=== REQUEST ===
Count lines with "document" in them. Report only the total.

● ● ● ● ● ● ●

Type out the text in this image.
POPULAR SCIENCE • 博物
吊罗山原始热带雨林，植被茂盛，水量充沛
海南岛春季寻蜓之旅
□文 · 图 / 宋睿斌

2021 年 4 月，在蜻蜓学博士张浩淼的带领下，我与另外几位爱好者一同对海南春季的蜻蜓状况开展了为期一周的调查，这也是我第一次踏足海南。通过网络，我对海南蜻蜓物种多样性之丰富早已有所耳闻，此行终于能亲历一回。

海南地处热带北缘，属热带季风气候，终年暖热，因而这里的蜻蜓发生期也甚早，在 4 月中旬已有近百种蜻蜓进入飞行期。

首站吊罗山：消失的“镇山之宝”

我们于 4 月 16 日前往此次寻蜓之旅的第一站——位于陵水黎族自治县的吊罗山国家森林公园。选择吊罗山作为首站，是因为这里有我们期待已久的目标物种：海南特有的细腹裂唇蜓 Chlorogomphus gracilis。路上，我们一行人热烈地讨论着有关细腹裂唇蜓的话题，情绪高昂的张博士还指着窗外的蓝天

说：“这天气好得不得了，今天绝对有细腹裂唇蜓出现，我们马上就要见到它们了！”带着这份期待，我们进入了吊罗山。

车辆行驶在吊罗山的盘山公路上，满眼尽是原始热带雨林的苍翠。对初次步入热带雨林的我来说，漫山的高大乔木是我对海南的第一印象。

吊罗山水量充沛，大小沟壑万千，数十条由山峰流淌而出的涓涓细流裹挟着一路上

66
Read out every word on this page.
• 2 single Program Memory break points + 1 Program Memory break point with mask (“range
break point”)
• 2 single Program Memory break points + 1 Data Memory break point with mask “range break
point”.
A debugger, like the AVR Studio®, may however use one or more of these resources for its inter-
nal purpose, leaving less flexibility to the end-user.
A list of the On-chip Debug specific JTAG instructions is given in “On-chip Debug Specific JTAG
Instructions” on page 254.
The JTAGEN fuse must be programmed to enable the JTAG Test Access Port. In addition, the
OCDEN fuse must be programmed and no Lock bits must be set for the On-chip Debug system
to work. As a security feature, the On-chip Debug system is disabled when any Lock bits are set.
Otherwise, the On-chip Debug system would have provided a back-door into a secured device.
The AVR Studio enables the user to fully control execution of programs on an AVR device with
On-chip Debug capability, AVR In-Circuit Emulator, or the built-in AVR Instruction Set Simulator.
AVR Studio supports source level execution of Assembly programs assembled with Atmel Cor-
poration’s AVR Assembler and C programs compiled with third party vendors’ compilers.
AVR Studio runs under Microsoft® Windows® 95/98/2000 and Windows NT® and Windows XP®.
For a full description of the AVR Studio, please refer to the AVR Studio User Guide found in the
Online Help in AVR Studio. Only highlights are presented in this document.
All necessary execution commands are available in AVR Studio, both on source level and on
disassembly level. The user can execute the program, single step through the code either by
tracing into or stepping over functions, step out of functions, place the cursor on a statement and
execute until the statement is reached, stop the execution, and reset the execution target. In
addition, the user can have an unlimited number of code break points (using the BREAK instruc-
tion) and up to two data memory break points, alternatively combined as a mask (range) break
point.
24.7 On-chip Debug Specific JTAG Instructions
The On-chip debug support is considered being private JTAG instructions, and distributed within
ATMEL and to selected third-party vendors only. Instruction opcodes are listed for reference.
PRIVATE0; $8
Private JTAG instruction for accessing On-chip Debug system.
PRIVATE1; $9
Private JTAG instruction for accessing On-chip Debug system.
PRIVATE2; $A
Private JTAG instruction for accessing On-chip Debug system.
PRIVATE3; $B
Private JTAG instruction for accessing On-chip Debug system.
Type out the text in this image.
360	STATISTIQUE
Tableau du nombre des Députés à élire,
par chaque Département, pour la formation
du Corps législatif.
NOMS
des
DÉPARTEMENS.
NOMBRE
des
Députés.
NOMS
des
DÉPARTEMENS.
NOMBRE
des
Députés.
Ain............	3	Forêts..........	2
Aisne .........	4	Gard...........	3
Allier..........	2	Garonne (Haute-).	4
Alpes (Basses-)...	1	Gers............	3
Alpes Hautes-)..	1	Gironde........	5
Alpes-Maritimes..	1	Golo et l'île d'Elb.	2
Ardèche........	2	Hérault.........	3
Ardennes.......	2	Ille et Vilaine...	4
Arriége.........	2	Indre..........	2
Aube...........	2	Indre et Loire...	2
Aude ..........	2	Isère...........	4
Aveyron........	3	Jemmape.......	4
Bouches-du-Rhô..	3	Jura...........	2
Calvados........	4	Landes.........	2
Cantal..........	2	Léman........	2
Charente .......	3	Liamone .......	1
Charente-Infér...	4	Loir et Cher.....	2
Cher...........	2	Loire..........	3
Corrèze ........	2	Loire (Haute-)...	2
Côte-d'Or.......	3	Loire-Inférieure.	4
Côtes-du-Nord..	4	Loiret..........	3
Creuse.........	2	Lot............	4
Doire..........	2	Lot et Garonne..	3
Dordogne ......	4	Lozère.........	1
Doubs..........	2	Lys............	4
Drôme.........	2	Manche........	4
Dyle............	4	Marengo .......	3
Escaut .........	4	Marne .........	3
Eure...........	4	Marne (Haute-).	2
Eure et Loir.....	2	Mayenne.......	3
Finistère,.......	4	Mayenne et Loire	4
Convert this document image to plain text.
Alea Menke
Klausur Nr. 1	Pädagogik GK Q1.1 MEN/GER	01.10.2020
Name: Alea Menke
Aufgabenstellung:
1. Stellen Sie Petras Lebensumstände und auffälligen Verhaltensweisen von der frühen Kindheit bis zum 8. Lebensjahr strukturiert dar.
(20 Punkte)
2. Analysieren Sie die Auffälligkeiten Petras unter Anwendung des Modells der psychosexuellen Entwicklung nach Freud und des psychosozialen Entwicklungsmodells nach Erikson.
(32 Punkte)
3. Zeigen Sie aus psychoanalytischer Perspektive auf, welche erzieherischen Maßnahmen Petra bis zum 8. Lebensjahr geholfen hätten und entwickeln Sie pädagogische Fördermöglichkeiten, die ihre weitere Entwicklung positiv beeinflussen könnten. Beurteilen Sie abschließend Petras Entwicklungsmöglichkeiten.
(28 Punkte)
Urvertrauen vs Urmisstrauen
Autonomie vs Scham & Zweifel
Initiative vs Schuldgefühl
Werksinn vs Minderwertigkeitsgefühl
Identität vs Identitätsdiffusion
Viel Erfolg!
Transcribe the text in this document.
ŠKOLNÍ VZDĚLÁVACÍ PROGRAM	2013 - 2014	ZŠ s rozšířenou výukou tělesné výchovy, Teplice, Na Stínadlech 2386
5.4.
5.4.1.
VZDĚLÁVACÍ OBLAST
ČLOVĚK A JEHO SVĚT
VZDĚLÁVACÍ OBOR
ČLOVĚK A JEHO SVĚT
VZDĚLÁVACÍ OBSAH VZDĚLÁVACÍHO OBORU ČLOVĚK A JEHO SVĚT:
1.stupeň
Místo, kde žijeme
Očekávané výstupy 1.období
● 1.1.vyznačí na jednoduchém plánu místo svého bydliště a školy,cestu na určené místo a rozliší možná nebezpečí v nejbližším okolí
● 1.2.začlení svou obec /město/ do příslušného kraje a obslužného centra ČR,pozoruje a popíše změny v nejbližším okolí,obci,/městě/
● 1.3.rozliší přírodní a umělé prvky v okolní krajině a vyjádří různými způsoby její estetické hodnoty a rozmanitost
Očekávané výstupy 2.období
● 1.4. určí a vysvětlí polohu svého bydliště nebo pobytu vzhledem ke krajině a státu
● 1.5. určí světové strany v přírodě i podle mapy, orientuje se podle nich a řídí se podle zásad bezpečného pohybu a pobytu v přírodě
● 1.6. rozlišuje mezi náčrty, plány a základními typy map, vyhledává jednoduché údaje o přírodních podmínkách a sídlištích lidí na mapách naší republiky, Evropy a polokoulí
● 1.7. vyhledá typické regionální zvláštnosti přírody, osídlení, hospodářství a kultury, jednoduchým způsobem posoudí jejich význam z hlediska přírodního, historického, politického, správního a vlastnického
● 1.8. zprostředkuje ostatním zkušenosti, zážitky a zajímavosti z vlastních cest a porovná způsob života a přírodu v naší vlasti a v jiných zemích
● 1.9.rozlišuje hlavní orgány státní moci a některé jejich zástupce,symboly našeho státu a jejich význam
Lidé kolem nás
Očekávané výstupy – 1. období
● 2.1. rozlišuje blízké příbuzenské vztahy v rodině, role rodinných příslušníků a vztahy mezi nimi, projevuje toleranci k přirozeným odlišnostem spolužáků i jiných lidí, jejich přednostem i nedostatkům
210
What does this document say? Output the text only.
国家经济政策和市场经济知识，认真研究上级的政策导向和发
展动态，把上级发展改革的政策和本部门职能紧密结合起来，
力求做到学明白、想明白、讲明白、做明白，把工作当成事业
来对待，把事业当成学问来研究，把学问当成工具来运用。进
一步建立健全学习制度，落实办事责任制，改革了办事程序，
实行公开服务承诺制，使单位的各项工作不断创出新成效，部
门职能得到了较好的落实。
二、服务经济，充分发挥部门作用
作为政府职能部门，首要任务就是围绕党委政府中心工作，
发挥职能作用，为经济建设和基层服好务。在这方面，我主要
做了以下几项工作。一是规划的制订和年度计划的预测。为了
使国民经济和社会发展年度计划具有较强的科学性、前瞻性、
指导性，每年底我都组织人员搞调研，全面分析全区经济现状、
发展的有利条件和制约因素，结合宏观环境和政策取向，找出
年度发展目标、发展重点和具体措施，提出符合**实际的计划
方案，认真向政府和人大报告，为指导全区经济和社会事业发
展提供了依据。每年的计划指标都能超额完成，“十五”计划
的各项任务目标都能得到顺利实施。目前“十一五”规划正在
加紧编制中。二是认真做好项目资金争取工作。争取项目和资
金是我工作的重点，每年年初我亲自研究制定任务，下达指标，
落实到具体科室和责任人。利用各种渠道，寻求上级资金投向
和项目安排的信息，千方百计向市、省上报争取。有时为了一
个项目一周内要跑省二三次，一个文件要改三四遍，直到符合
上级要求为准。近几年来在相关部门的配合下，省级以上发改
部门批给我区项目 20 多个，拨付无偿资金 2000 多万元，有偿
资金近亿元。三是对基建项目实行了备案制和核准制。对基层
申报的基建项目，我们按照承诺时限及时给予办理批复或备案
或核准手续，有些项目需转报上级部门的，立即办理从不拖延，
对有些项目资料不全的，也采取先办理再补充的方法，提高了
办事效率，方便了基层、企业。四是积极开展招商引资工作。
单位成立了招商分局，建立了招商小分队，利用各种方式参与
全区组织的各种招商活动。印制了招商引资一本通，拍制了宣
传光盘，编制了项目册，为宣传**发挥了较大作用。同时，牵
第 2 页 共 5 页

● ● ● ● ● ● ●

=== RESPONSE TO THE TASK ===
4